• The records
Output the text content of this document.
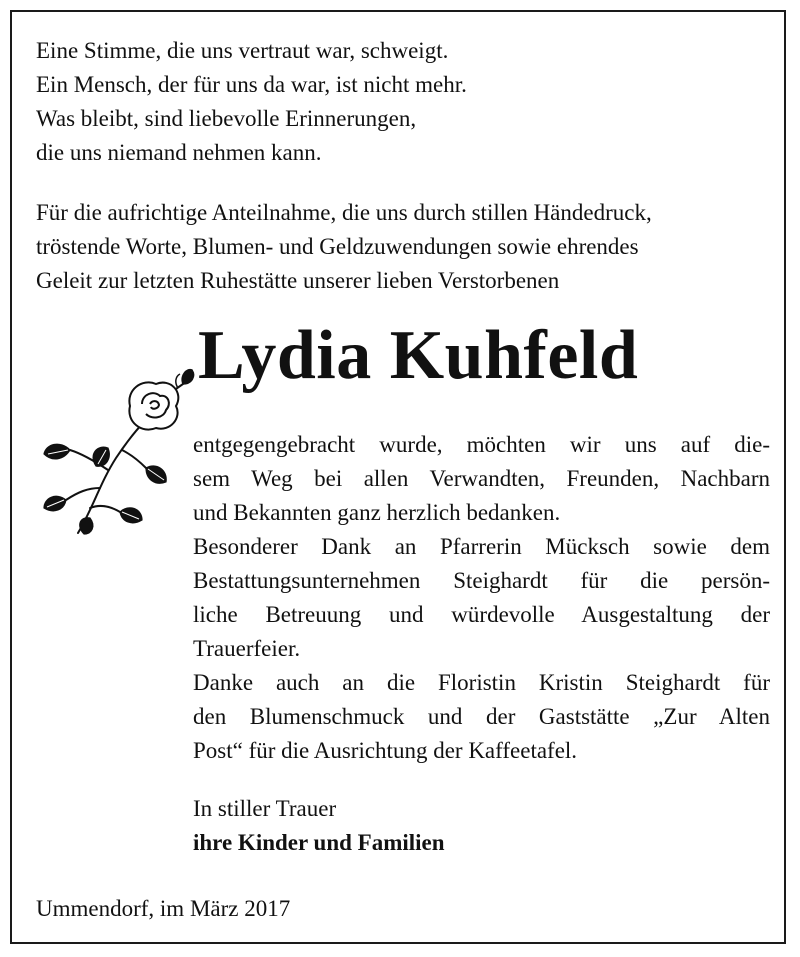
Eine Stimme, die uns vertraut war, schweigt.
Ein Mensch, der für uns da war, ist nicht mehr.
Was bleibt, sind liebevolle Erinnerungen,
die uns niemand nehmen kann.
Für die aufrichtige Anteilnahme, die uns durch stillen Händedruck,
tröstende Worte, Blumen- und Geldzuwendungen sowie ehrendes
Geleit zur letzten Ruhestätte unserer lieben Verstorbenen
Lydia Kuhfeld
entgegengebracht wurde, möchten wir uns auf die-
sem Weg bei allen Verwandten, Freunden, Nachbarn
und Bekannten ganz herzlich bedanken.
Besonderer Dank an Pfarrerin Mücksch sowie dem
Bestattungsunternehmen Steighardt für die persön-
liche Betreuung und würdevolle Ausgestaltung der
Trauerfeier.
Danke auch an die Floristin Kristin Steighardt für
den Blumenschmuck und der Gaststätte „Zur Alten
Post“ für die Ausrichtung der Kaffeetafel.
In stiller Trauer
ihre Kinder und Familien
Ummendorf, im März 2017
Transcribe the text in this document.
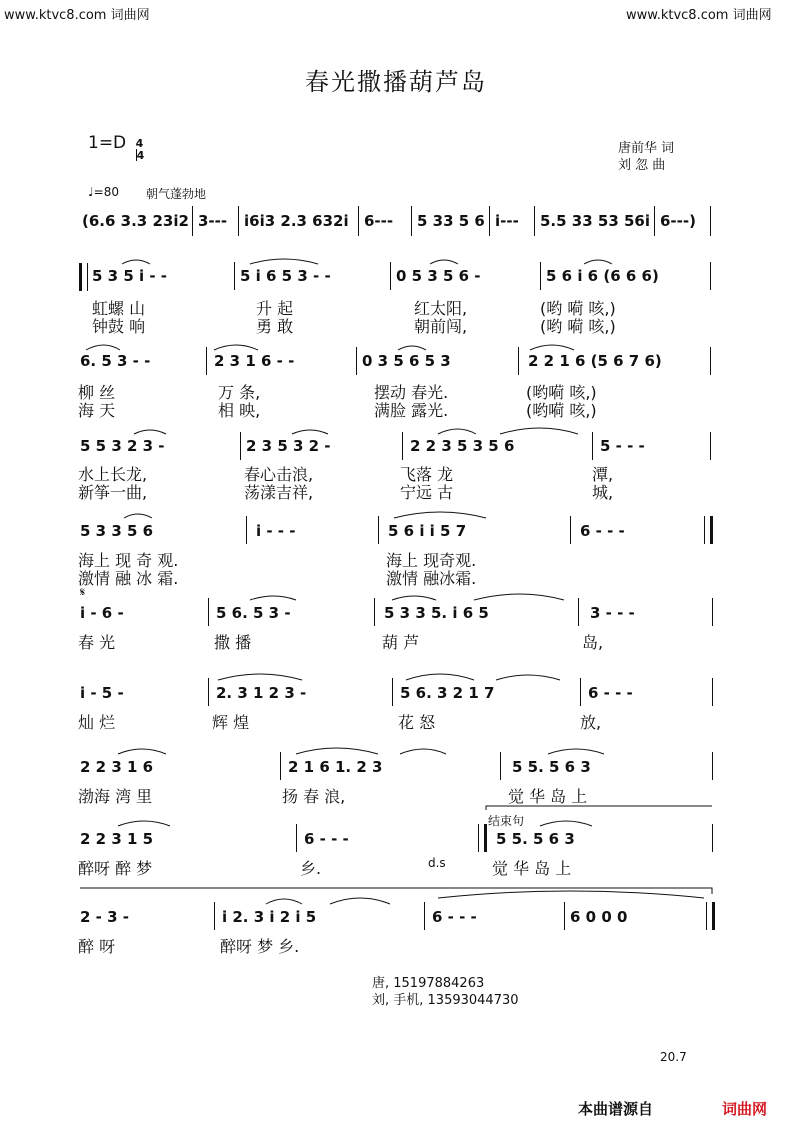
www.ktvc8.com 词曲网	www.ktvc8.com 词曲网
春光撒播葫芦岛
$1=D \frac{4}{4}$	唐前华 词
刘 忽 曲
♩=80 朝气蓬勃地
(6.6 3.3 23i2 3--- i6i3 2.3 632i 6--- 5 33 5 6 i--- 5.5 33 53 56i 6---)
5 3 5 i - -	5 i 6 5 3 - -	0 5 3 5 6 -	5 6 i 6 (6 6 6)
虹螺 山	升 起	红太阳,	(哟 嗬 咳,)
钟鼓 响	勇 敢	朝前闯,	(哟 嗬 咳,)
6. 5 3 - -	2 3 1 6 - -	0 3 5 6 5 3	2 2 1 6 (5 6 7 6)
柳 丝	万 条,	摆动 春光.	(哟嗬 咳,)
海 天	相 映,	满脸 露光.	(哟嗬 咳,)
5 5 3 2 3 -	2 3 5 3 2 -	2 2 3 5 3 5 6	5 - - -
水上长龙,	春心击浪,	飞落 龙	潭,
新筝一曲,	荡漾吉祥,	宁远 古	城,
5 3 3 5 6	i - - -	5 6 i i 5 7	6 - - -
海上 现 奇 观.	海上 现奇观.
激情 融 冰 霜.	激情 融冰霜.
𝄋
i - 6 -	5 6. 5 3 -	5 3 3 5. i 6 5	3 - - -
春 光	撒 播	葫 芦	岛,
i - 5 -	2. 3 1 2 3 -	5 6. 3 2 1 7	6 - - -
灿 烂	辉 煌	花 怒	放,
2 2 3 1 6	2 1 6 1. 2 3	5 5. 5 6 3
渤海 湾 里	扬 春 浪,	觉 华 岛 上
结束句
2 2 3 1 5	6 - - -	5 5. 5 6 3
醉呀 醉 梦	乡.	觉 华 岛 上
d.s
2 - 3 -	i 2. 3 i 2 i 5	6 - - -	6 0 0 0
醉 呀	醉呀 梦 乡.
唐, 15197884263
刘, 手机, 13593044730
20.7
本曲谱源自	词曲网
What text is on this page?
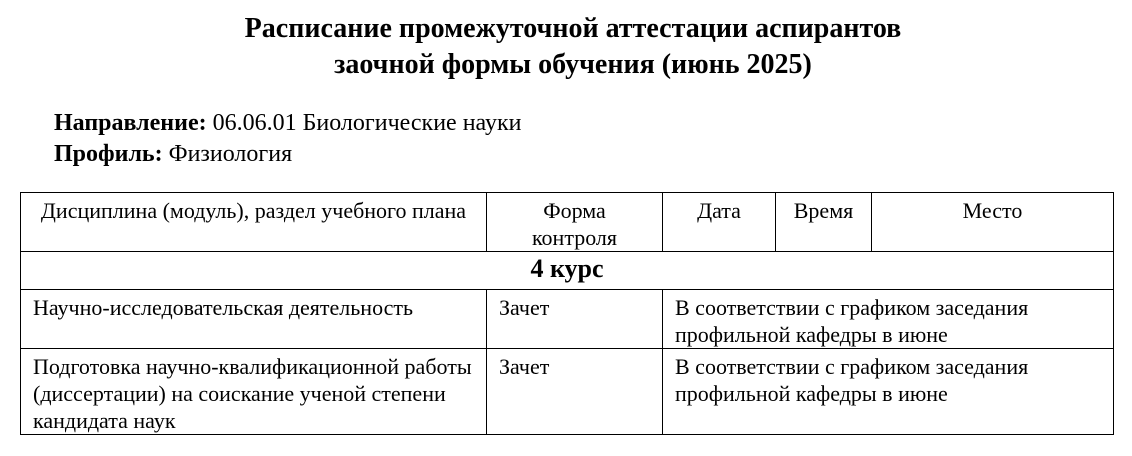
Расписание промежуточной аттестации аспирантов
заочной формы обучения (июнь 2025)
Направление: 06.06.01 Биологические науки
Профиль: Физиология
Дисциплина (модуль), раздел учебного плана	Форма контроля	Дата	Время	Место
4 курс				
Научно-исследовательская деятельность	Зачет	В соответствии с графиком заседания профильной кафедры в июне		
Подготовка научно-квалификационной работы (диссертации) на соискание ученой степени кандидата наук	Зачет	В соответствии с графиком заседания профильной кафедры в июне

• Task directions
Reproduce the records verbatim, omitting all images they contain.

• Answer below
Output the text content of this document.
Eine Stimme, die uns vertraut war, schweigt.
Ein Mensch, der für uns da war, ist nicht mehr.
Was bleibt, sind liebevolle Erinnerungen,
die uns niemand nehmen kann.
Für die aufrichtige Anteilnahme, die uns durch stillen Händedruck,
tröstende Worte, Blumen- und Geldzuwendungen sowie ehrendes
Geleit zur letzten Ruhestätte unserer lieben Verstorbenen
Lydia Kuhfeld
entgegengebracht wurde, möchten wir uns auf die-
sem Weg bei allen Verwandten, Freunden, Nachbarn
und Bekannten ganz herzlich bedanken.
Besonderer Dank an Pfarrerin Mücksch sowie dem
Bestattungsunternehmen Steighardt für die persön-
liche Betreuung und würdevolle Ausgestaltung der
Trauerfeier.
Danke auch an die Floristin Kristin Steighardt für
den Blumenschmuck und der Gaststätte „Zur Alten
Post“ für die Ausrichtung der Kaffeetafel.
In stiller Trauer
ihre Kinder und Familien
Ummendorf, im März 2017
Transcribe the text in this document.
www.ktvc8.com 词曲网	www.ktvc8.com 词曲网
春光撒播葫芦岛
$1=D \frac{4}{4}$	唐前华 词
刘 忽 曲
♩=80 朝气蓬勃地
(6.6 3.3 23i2 3--- i6i3 2.3 632i 6--- 5 33 5 6 i--- 5.5 33 53 56i 6---)
5 3 5 i - -	5 i 6 5 3 - -	0 5 3 5 6 -	5 6 i 6 (6 6 6)
虹螺 山	升 起	红太阳,	(哟 嗬 咳,)
钟鼓 响	勇 敢	朝前闯,	(哟 嗬 咳,)
6. 5 3 - -	2 3 1 6 - -	0 3 5 6 5 3	2 2 1 6 (5 6 7 6)
柳 丝	万 条,	摆动 春光.	(哟嗬 咳,)
海 天	相 映,	满脸 露光.	(哟嗬 咳,)
5 5 3 2 3 -	2 3 5 3 2 -	2 2 3 5 3 5 6	5 - - -
水上长龙,	春心击浪,	飞落 龙	潭,
新筝一曲,	荡漾吉祥,	宁远 古	城,
5 3 3 5 6	i - - -	5 6 i i 5 7	6 - - -
海上 现 奇 观.	海上 现奇观.
激情 融 冰 霜.	激情 融冰霜.
𝄋
i - 6 -	5 6. 5 3 -	5 3 3 5. i 6 5	3 - - -
春 光	撒 播	葫 芦	岛,
i - 5 -	2. 3 1 2 3 -	5 6. 3 2 1 7	6 - - -
灿 烂	辉 煌	花 怒	放,
2 2 3 1 6	2 1 6 1. 2 3	5 5. 5 6 3
渤海 湾 里	扬 春 浪,	觉 华 岛 上
结束句
2 2 3 1 5	6 - - -	5 5. 5 6 3
醉呀 醉 梦	乡.	觉 华 岛 上
d.s
2 - 3 -	i 2. 3 i 2 i 5	6 - - -	6 0 0 0
醉 呀	醉呀 梦 乡.
唐, 15197884263
刘, 手机, 13593044730
20.7
本曲谱源自	词曲网
What text is on this page?
Расписание промежуточной аттестации аспирантов
заочной формы обучения (июнь 2025)
Направление: 06.06.01 Биологические науки
Профиль: Физиология
Дисциплина (модуль), раздел учебного плана	Форма контроля	Дата	Время	Место
4 курс				
Научно-исследовательская деятельность	Зачет	В соответствии с графиком заседания профильной кафедры в июне		
Подготовка научно-квалификационной работы (диссертации) на соискание ученой степени кандидата наук	Зачет	В соответствии с графиком заседания профильной кафедры в июне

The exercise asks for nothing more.